Start Dataset rows
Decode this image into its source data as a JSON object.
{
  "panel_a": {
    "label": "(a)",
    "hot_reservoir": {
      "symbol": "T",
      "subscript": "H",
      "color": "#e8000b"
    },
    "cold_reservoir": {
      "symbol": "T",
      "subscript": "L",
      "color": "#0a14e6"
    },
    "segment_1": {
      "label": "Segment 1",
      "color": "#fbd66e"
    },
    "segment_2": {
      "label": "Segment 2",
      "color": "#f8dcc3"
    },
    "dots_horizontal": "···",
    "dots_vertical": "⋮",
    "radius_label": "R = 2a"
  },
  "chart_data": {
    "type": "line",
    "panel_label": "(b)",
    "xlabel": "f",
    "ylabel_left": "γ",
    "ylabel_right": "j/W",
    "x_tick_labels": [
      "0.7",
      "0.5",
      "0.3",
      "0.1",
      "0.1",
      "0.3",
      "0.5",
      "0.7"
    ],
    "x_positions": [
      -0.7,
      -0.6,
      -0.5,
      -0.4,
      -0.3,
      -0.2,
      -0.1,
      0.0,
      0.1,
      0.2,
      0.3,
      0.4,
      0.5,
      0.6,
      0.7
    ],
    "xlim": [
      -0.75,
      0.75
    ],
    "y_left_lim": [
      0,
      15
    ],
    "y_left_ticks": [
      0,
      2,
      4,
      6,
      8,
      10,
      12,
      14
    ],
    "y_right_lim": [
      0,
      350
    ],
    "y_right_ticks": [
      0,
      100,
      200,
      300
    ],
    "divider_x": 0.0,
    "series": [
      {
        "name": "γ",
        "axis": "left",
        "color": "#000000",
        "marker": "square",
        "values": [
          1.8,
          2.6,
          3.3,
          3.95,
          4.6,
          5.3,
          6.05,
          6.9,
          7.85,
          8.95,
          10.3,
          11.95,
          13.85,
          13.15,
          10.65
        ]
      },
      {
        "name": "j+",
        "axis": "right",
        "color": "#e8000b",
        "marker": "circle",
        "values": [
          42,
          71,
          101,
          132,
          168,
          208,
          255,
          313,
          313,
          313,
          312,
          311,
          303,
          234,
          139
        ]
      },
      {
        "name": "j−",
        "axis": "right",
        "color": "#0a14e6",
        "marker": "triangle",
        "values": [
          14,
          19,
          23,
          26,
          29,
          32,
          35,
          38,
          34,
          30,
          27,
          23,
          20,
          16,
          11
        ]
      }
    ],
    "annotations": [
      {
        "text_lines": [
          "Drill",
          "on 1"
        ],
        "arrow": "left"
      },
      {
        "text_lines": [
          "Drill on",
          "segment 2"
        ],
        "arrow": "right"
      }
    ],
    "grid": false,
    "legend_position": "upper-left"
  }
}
End Dataset rows
§ The exercise
Every record above should be output exactly.

§ Finished task
Decode this image into its source data as a JSON object.
{
  "panel_a": {
    "label": "(a)",
    "hot_reservoir": {
      "symbol": "T",
      "subscript": "H",
      "color": "#e8000b"
    },
    "cold_reservoir": {
      "symbol": "T",
      "subscript": "L",
      "color": "#0a14e6"
    },
    "segment_1": {
      "label": "Segment 1",
      "color": "#fbd66e"
    },
    "segment_2": {
      "label": "Segment 2",
      "color": "#f8dcc3"
    },
    "dots_horizontal": "···",
    "dots_vertical": "⋮",
    "radius_label": "R = 2a"
  },
  "chart_data": {
    "type": "line",
    "panel_label": "(b)",
    "xlabel": "f",
    "ylabel_left": "γ",
    "ylabel_right": "j/W",
    "x_tick_labels": [
      "0.7",
      "0.5",
      "0.3",
      "0.1",
      "0.1",
      "0.3",
      "0.5",
      "0.7"
    ],
    "x_positions": [
      -0.7,
      -0.6,
      -0.5,
      -0.4,
      -0.3,
      -0.2,
      -0.1,
      0.0,
      0.1,
      0.2,
      0.3,
      0.4,
      0.5,
      0.6,
      0.7
    ],
    "xlim": [
      -0.75,
      0.75
    ],
    "y_left_lim": [
      0,
      15
    ],
    "y_left_ticks": [
      0,
      2,
      4,
      6,
      8,
      10,
      12,
      14
    ],
    "y_right_lim": [
      0,
      350
    ],
    "y_right_ticks": [
      0,
      100,
      200,
      300
    ],
    "divider_x": 0.0,
    "series": [
      {
        "name": "γ",
        "axis": "left",
        "color": "#000000",
        "marker": "square",
        "values": [
          1.8,
          2.6,
          3.3,
          3.95,
          4.6,
          5.3,
          6.05,
          6.9,
          7.85,
          8.95,
          10.3,
          11.95,
          13.85,
          13.15,
          10.65
        ]
      },
      {
        "name": "j+",
        "axis": "right",
        "color": "#e8000b",
        "marker": "circle",
        "values": [
          42,
          71,
          101,
          132,
          168,
          208,
          255,
          313,
          313,
          313,
          312,
          311,
          303,
          234,
          139
        ]
      },
      {
        "name": "j−",
        "axis": "right",
        "color": "#0a14e6",
        "marker": "triangle",
        "values": [
          14,
          19,
          23,
          26,
          29,
          32,
          35,
          38,
          34,
          30,
          27,
          23,
          20,
          16,
          11
        ]
      }
    ],
    "annotations": [
      {
        "text_lines": [
          "Drill",
          "on 1"
        ],
        "arrow": "left"
      },
      {
        "text_lines": [
          "Drill on",
          "segment 2"
        ],
        "arrow": "right"
      }
    ],
    "grid": false,
    "legend_position": "upper-left"
  }
}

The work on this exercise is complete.